_EXERCISE PROMPT_
Copy the lines below as they are; omit the images they contain.

_RECORDS_
***
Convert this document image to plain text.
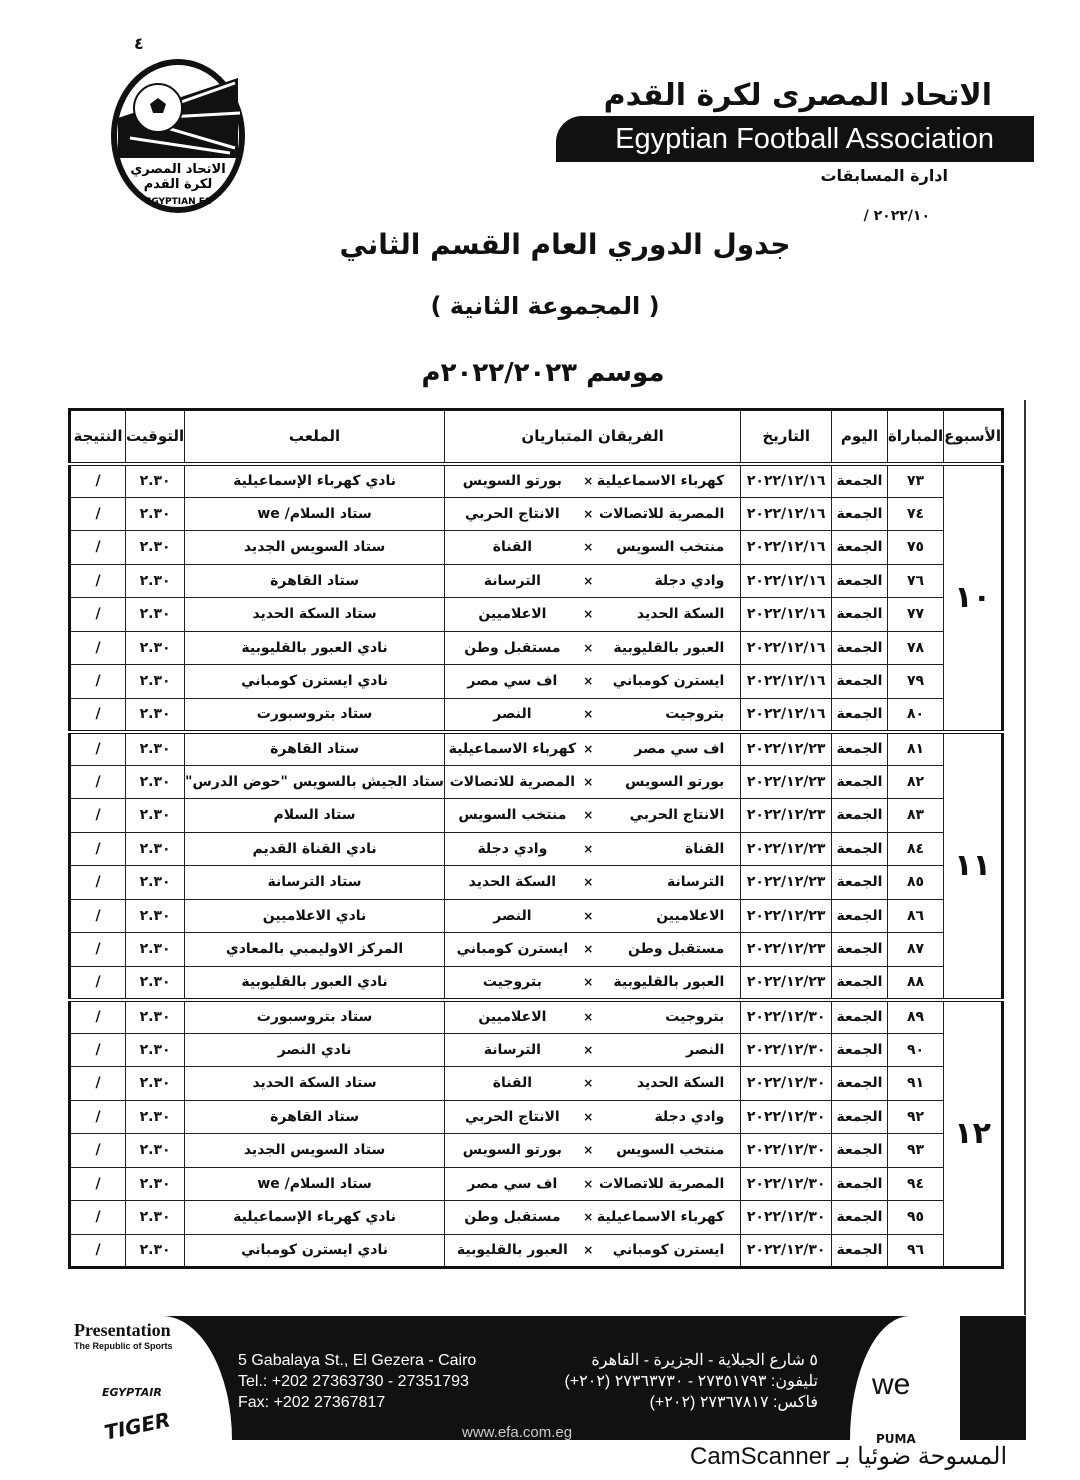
٤
الاتحاد المصري
لكرة القدم
EGYPTIAN FA
الاتحاد المصرى لكرة القدم
Egyptian Football Association
ادارة المسابقات
/ ٢٠٢٢/١٠
جدول الدوري العام القسم الثاني
( المجموعة الثانية )
موسم ٢٠٢٢/٢٠٢٣م
الأسبوع	المباراة	اليوم	التاريخ	الفريقان المتباريان			الملعب	التوقيت	النتيجة
١٠	٧٣	الجمعة	٢٠٢٢/١٢/١٦	كهرباء الاسماعيلية	×	بورتو السويس	نادي كهرباء الإسماعيلية	٢.٣٠	/
	٧٤	الجمعة	٢٠٢٢/١٢/١٦	المصرية للاتصالات	×	الانتاج الحربي	ستاد السلام/ we	٢.٣٠	/
	٧٥	الجمعة	٢٠٢٢/١٢/١٦	منتخب السويس	×	القناة	ستاد السويس الجديد	٢.٣٠	/
	٧٦	الجمعة	٢٠٢٢/١٢/١٦	وادي دجلة	×	الترسانة	ستاد القاهرة	٢.٣٠	/
	٧٧	الجمعة	٢٠٢٢/١٢/١٦	السكة الحديد	×	الاعلاميين	ستاد السكة الحديد	٢.٣٠	/
	٧٨	الجمعة	٢٠٢٢/١٢/١٦	العبور بالقليوبية	×	مستقبل وطن	نادي العبور بالقليوبية	٢.٣٠	/
	٧٩	الجمعة	٢٠٢٢/١٢/١٦	ايسترن كومباني	×	اف سي مصر	نادي ايسترن كومباني	٢.٣٠	/
	٨٠	الجمعة	٢٠٢٢/١٢/١٦	بتروجيت	×	النصر	ستاد بتروسبورت	٢.٣٠	/
١١	٨١	الجمعة	٢٠٢٢/١٢/٢٣	اف سي مصر	×	كهرباء الاسماعيلية	ستاد القاهرة	٢.٣٠	/
	٨٢	الجمعة	٢٠٢٢/١٢/٢٣	بورتو السويس	×	المصرية للاتصالات	ستاد الجيش بالسويس "حوض الدرس"	٢.٣٠	/
	٨٣	الجمعة	٢٠٢٢/١٢/٢٣	الانتاج الحربي	×	منتخب السويس	ستاد السلام	٢.٣٠	/
	٨٤	الجمعة	٢٠٢٢/١٢/٢٣	القناة	×	وادي دجلة	نادي القناة القديم	٢.٣٠	/
	٨٥	الجمعة	٢٠٢٢/١٢/٢٣	الترسانة	×	السكة الحديد	ستاد الترسانة	٢.٣٠	/
	٨٦	الجمعة	٢٠٢٢/١٢/٢٣	الاعلاميين	×	النصر	نادي الاعلاميين	٢.٣٠	/
	٨٧	الجمعة	٢٠٢٢/١٢/٢٣	مستقبل وطن	×	ايسترن كومباني	المركز الاوليمبي بالمعادي	٢.٣٠	/
	٨٨	الجمعة	٢٠٢٢/١٢/٢٣	العبور بالقليوبية	×	بتروجيت	نادي العبور بالقليوبية	٢.٣٠	/
١٢	٨٩	الجمعة	٢٠٢٢/١٢/٣٠	بتروجيت	×	الاعلاميين	ستاد بتروسبورت	٢.٣٠	/
	٩٠	الجمعة	٢٠٢٢/١٢/٣٠	النصر	×	الترسانة	نادي النصر	٢.٣٠	/
	٩١	الجمعة	٢٠٢٢/١٢/٣٠	السكة الحديد	×	القناة	ستاد السكة الحديد	٢.٣٠	/
	٩٢	الجمعة	٢٠٢٢/١٢/٣٠	وادي دجلة	×	الانتاج الحربي	ستاد القاهرة	٢.٣٠	/
	٩٣	الجمعة	٢٠٢٢/١٢/٣٠	منتخب السويس	×	بورتو السويس	ستاد السويس الجديد	٢.٣٠	/
	٩٤	الجمعة	٢٠٢٢/١٢/٣٠	المصرية للاتصالات	×	اف سي مصر	ستاد السلام/ we	٢.٣٠	/
	٩٥	الجمعة	٢٠٢٢/١٢/٣٠	كهرباء الاسماعيلية	×	مستقبل وطن	نادي كهرباء الإسماعيلية	٢.٣٠	/
	٩٦	الجمعة	٢٠٢٢/١٢/٣٠	ايسترن كومباني	×	العبور بالقليوبية	نادي ايسترن كومباني	٢.٣٠	/
5 Gabalaya St., El Gezera - Cairo
Tel.: +202 27363730 - 27351793
Fax: +202 27367817
٥ شارع الجبلاية - الجزيرة - القاهرة
تليفون: ٢٧٣٥١٧٩٣ - ٢٧٣٦٣٧٣٠ (٢٠٢+)
فاكس: ٢٧٣٦٧٨١٧ (٢٠٢+)
www.efa.com.eg
Presentation
The Republic of Sports
EGYPTAIR
TIGER
we
PUMA
المسوحة ضوئيا بـ CamScanner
***
_EXERCISE RESPONSE_
Convert this document image to plain text.
٤
الاتحاد المصري
لكرة القدم
EGYPTIAN FA
الاتحاد المصرى لكرة القدم
Egyptian Football Association
ادارة المسابقات
/ ٢٠٢٢/١٠
جدول الدوري العام القسم الثاني
( المجموعة الثانية )
موسم ٢٠٢٢/٢٠٢٣م
الأسبوع	المباراة	اليوم	التاريخ	الفريقان المتباريان			الملعب	التوقيت	النتيجة
١٠	٧٣	الجمعة	٢٠٢٢/١٢/١٦	كهرباء الاسماعيلية	×	بورتو السويس	نادي كهرباء الإسماعيلية	٢.٣٠	/
	٧٤	الجمعة	٢٠٢٢/١٢/١٦	المصرية للاتصالات	×	الانتاج الحربي	ستاد السلام/ we	٢.٣٠	/
	٧٥	الجمعة	٢٠٢٢/١٢/١٦	منتخب السويس	×	القناة	ستاد السويس الجديد	٢.٣٠	/
	٧٦	الجمعة	٢٠٢٢/١٢/١٦	وادي دجلة	×	الترسانة	ستاد القاهرة	٢.٣٠	/
	٧٧	الجمعة	٢٠٢٢/١٢/١٦	السكة الحديد	×	الاعلاميين	ستاد السكة الحديد	٢.٣٠	/
	٧٨	الجمعة	٢٠٢٢/١٢/١٦	العبور بالقليوبية	×	مستقبل وطن	نادي العبور بالقليوبية	٢.٣٠	/
	٧٩	الجمعة	٢٠٢٢/١٢/١٦	ايسترن كومباني	×	اف سي مصر	نادي ايسترن كومباني	٢.٣٠	/
	٨٠	الجمعة	٢٠٢٢/١٢/١٦	بتروجيت	×	النصر	ستاد بتروسبورت	٢.٣٠	/
١١	٨١	الجمعة	٢٠٢٢/١٢/٢٣	اف سي مصر	×	كهرباء الاسماعيلية	ستاد القاهرة	٢.٣٠	/
	٨٢	الجمعة	٢٠٢٢/١٢/٢٣	بورتو السويس	×	المصرية للاتصالات	ستاد الجيش بالسويس "حوض الدرس"	٢.٣٠	/
	٨٣	الجمعة	٢٠٢٢/١٢/٢٣	الانتاج الحربي	×	منتخب السويس	ستاد السلام	٢.٣٠	/
	٨٤	الجمعة	٢٠٢٢/١٢/٢٣	القناة	×	وادي دجلة	نادي القناة القديم	٢.٣٠	/
	٨٥	الجمعة	٢٠٢٢/١٢/٢٣	الترسانة	×	السكة الحديد	ستاد الترسانة	٢.٣٠	/
	٨٦	الجمعة	٢٠٢٢/١٢/٢٣	الاعلاميين	×	النصر	نادي الاعلاميين	٢.٣٠	/
	٨٧	الجمعة	٢٠٢٢/١٢/٢٣	مستقبل وطن	×	ايسترن كومباني	المركز الاوليمبي بالمعادي	٢.٣٠	/
	٨٨	الجمعة	٢٠٢٢/١٢/٢٣	العبور بالقليوبية	×	بتروجيت	نادي العبور بالقليوبية	٢.٣٠	/
١٢	٨٩	الجمعة	٢٠٢٢/١٢/٣٠	بتروجيت	×	الاعلاميين	ستاد بتروسبورت	٢.٣٠	/
	٩٠	الجمعة	٢٠٢٢/١٢/٣٠	النصر	×	الترسانة	نادي النصر	٢.٣٠	/
	٩١	الجمعة	٢٠٢٢/١٢/٣٠	السكة الحديد	×	القناة	ستاد السكة الحديد	٢.٣٠	/
	٩٢	الجمعة	٢٠٢٢/١٢/٣٠	وادي دجلة	×	الانتاج الحربي	ستاد القاهرة	٢.٣٠	/
	٩٣	الجمعة	٢٠٢٢/١٢/٣٠	منتخب السويس	×	بورتو السويس	ستاد السويس الجديد	٢.٣٠	/
	٩٤	الجمعة	٢٠٢٢/١٢/٣٠	المصرية للاتصالات	×	اف سي مصر	ستاد السلام/ we	٢.٣٠	/
	٩٥	الجمعة	٢٠٢٢/١٢/٣٠	كهرباء الاسماعيلية	×	مستقبل وطن	نادي كهرباء الإسماعيلية	٢.٣٠	/
	٩٦	الجمعة	٢٠٢٢/١٢/٣٠	ايسترن كومباني	×	العبور بالقليوبية	نادي ايسترن كومباني	٢.٣٠	/
5 Gabalaya St., El Gezera - Cairo
Tel.: +202 27363730 - 27351793
Fax: +202 27367817
٥ شارع الجبلاية - الجزيرة - القاهرة
تليفون: ٢٧٣٥١٧٩٣ - ٢٧٣٦٣٧٣٠ (٢٠٢+)
فاكس: ٢٧٣٦٧٨١٧ (٢٠٢+)
www.efa.com.eg
Presentation
The Republic of Sports
EGYPTAIR
TIGER
we
PUMA
المسوحة ضوئيا بـ CamScanner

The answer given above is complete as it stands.